■ TEXT PASSAGE ■
<<<<

How to Build Relationships that Maximize Performance at Work
Part of me just wants to be left alone so I can do my work. But success requires positive relationships.
Why positive work relationships matter:
- Shared knowledge. Mentoring and being mentored is relationship-based learning.
- Productivity. Worker productivity is connected to the productivity of co-workers. Introduce a highly productive worker on a team and the team’s productivity goes up. The more frequent the contact, the more powerful the positive impact. (Mas & Moretti)
- Satisfaction and retention. Positive social relationships at work significantly impact employee satisfaction. (Sias)
- Isolation makes you sick and shortens your life. (Holt-Lunstad et al.)
- Innovation. Team members with strong ties tend to create an environment where innovation thrives. (Wang, Fang, Qureshi, & Janssen)
Know strengths – maximize performance:
Knowing the strengths and weakness of team members enables you to predict and maximize their contribution.
In order to maximize relationships, know when to invite people into the discussion. Many teams are frustrated because they expect thinkers to make quick decisions and decision-makers to explore several options.
- Explore options for moving forward with people who love ideas.
- Avoid putting introverts on the spot. Prepare them for your questions.
- Don’t frustrate thinkers by expecting them to act quickly.
- Don’t frustrate activators by holding them back.
Meet in person:
Remote work is here to stay. But when possible, bring people together for social interaction.
I’ve seen remote teams light up when they meet face-to-face and engage in social interaction.
All work and no social interactions make teams dull.
Model the way:
- Use people’s names.
- Know family members’ names.
- Ask about life outside work. Do employees work-out? Ask about it, for example.

>>>>

■ DATA LISTING ■
<<<<

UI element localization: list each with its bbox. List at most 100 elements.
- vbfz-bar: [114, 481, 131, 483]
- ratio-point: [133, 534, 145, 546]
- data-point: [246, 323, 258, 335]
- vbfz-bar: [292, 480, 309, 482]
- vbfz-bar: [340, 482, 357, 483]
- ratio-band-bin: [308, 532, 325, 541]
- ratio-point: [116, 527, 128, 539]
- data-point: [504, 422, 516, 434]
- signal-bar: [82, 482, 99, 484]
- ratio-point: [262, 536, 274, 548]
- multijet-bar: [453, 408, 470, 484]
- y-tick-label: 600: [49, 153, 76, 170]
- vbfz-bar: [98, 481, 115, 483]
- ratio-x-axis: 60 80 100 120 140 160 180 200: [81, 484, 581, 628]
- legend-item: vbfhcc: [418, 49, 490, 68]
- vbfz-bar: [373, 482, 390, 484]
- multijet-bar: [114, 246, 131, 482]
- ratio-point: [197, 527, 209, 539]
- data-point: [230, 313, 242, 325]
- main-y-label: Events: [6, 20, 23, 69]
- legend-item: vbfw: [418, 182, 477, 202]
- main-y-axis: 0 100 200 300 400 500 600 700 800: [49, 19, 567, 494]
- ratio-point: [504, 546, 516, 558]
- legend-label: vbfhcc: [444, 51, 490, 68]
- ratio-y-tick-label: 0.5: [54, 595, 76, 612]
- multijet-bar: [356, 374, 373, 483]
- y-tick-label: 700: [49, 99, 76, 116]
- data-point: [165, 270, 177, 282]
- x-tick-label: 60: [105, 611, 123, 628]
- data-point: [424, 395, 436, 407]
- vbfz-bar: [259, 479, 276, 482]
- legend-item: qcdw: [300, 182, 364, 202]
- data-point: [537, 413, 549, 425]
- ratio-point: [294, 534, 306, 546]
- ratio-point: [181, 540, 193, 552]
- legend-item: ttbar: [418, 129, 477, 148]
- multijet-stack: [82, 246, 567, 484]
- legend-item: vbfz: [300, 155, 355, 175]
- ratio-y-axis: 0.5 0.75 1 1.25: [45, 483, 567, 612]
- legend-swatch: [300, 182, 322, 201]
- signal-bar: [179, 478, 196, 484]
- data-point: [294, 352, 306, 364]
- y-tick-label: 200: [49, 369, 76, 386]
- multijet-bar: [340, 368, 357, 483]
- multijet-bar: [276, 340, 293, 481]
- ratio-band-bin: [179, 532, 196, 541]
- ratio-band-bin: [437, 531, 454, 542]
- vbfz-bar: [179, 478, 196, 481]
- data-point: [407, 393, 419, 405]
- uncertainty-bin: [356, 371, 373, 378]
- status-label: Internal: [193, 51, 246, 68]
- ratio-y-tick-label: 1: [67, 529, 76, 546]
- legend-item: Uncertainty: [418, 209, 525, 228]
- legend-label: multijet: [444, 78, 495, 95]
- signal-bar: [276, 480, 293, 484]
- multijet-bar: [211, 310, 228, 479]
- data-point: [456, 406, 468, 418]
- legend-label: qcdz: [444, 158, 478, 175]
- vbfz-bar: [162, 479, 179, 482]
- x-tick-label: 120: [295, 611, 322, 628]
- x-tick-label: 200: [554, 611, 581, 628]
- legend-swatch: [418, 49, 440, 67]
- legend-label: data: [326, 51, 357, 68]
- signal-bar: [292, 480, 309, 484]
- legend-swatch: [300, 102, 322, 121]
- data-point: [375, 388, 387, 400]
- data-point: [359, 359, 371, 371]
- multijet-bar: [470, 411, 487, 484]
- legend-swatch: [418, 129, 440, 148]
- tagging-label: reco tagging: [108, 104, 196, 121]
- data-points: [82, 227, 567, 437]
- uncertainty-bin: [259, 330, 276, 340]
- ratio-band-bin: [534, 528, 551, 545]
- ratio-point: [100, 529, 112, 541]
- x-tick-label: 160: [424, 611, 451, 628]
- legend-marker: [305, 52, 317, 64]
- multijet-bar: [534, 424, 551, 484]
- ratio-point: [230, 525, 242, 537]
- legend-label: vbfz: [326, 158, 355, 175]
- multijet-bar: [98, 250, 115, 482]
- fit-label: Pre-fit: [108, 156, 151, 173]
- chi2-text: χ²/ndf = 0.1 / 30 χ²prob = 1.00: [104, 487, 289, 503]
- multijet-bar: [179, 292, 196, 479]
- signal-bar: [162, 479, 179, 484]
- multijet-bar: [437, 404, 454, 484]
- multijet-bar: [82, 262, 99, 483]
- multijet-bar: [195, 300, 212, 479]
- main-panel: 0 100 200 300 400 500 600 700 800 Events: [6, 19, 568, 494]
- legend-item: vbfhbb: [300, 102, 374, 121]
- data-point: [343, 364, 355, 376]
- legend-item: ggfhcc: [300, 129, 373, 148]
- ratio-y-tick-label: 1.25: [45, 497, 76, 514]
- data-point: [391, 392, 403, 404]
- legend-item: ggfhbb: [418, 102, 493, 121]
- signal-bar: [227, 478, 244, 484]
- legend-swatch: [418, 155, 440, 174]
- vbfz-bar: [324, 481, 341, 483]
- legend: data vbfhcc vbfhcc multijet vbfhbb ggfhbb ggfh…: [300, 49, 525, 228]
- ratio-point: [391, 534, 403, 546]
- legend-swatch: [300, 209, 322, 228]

>>>>

■ REQUIRED WORK ■
Answer these questions from the text on work relationships:
(a) What happens to a team's productivity when a highly productive worker is introduced?
(b) What should you do instead of putting introverts on the spot?
(c) What makes teams dull?

■ EXERCISE RESPONSE ■
(a) The team's productivity goes up.
(b) Prepare them for your questions.
(c) All work and no social interactions.